[Data shown]
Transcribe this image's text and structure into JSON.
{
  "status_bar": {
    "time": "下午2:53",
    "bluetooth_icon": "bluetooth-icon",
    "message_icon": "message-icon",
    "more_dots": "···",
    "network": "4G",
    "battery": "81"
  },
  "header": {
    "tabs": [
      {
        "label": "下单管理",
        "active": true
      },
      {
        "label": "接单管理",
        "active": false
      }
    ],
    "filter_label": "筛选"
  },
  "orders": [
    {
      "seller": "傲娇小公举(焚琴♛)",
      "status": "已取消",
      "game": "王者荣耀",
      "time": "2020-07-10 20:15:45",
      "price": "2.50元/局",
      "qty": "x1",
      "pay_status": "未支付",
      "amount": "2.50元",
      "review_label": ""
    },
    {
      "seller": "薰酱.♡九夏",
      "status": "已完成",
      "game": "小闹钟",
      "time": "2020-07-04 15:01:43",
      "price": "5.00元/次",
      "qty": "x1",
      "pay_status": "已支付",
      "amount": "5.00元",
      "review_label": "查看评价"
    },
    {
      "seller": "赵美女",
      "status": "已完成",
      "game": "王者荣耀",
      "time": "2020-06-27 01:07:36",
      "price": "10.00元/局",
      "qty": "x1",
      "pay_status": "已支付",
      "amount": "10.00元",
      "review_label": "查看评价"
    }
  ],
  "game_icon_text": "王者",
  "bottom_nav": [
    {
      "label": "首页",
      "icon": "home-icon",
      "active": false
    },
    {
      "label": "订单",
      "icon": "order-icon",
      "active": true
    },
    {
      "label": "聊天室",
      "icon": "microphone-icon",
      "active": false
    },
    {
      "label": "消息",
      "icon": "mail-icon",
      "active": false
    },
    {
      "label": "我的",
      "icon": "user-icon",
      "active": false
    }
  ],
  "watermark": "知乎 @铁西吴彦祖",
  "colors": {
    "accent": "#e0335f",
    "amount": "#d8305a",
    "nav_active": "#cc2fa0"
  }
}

[Exercise] Output all records verbatim.

[Solution below]
Transcribe this image's text and structure into JSON.
{
  "status_bar": {
    "time": "下午2:53",
    "bluetooth_icon": "bluetooth-icon",
    "message_icon": "message-icon",
    "more_dots": "···",
    "network": "4G",
    "battery": "81"
  },
  "header": {
    "tabs": [
      {
        "label": "下单管理",
        "active": true
      },
      {
        "label": "接单管理",
        "active": false
      }
    ],
    "filter_label": "筛选"
  },
  "orders": [
    {
      "seller": "傲娇小公举(焚琴♛)",
      "status": "已取消",
      "game": "王者荣耀",
      "time": "2020-07-10 20:15:45",
      "price": "2.50元/局",
      "qty": "x1",
      "pay_status": "未支付",
      "amount": "2.50元",
      "review_label": ""
    },
    {
      "seller": "薰酱.♡九夏",
      "status": "已完成",
      "game": "小闹钟",
      "time": "2020-07-04 15:01:43",
      "price": "5.00元/次",
      "qty": "x1",
      "pay_status": "已支付",
      "amount": "5.00元",
      "review_label": "查看评价"
    },
    {
      "seller": "赵美女",
      "status": "已完成",
      "game": "王者荣耀",
      "time": "2020-06-27 01:07:36",
      "price": "10.00元/局",
      "qty": "x1",
      "pay_status": "已支付",
      "amount": "10.00元",
      "review_label": "查看评价"
    }
  ],
  "game_icon_text": "王者",
  "bottom_nav": [
    {
      "label": "首页",
      "icon": "home-icon",
      "active": false
    },
    {
      "label": "订单",
      "icon": "order-icon",
      "active": true
    },
    {
      "label": "聊天室",
      "icon": "microphone-icon",
      "active": false
    },
    {
      "label": "消息",
      "icon": "mail-icon",
      "active": false
    },
    {
      "label": "我的",
      "icon": "user-icon",
      "active": false
    }
  ],
  "watermark": "知乎 @铁西吴彦祖",
  "colors": {
    "accent": "#e0335f",
    "amount": "#d8305a",
    "nav_active": "#cc2fa0"
  }
}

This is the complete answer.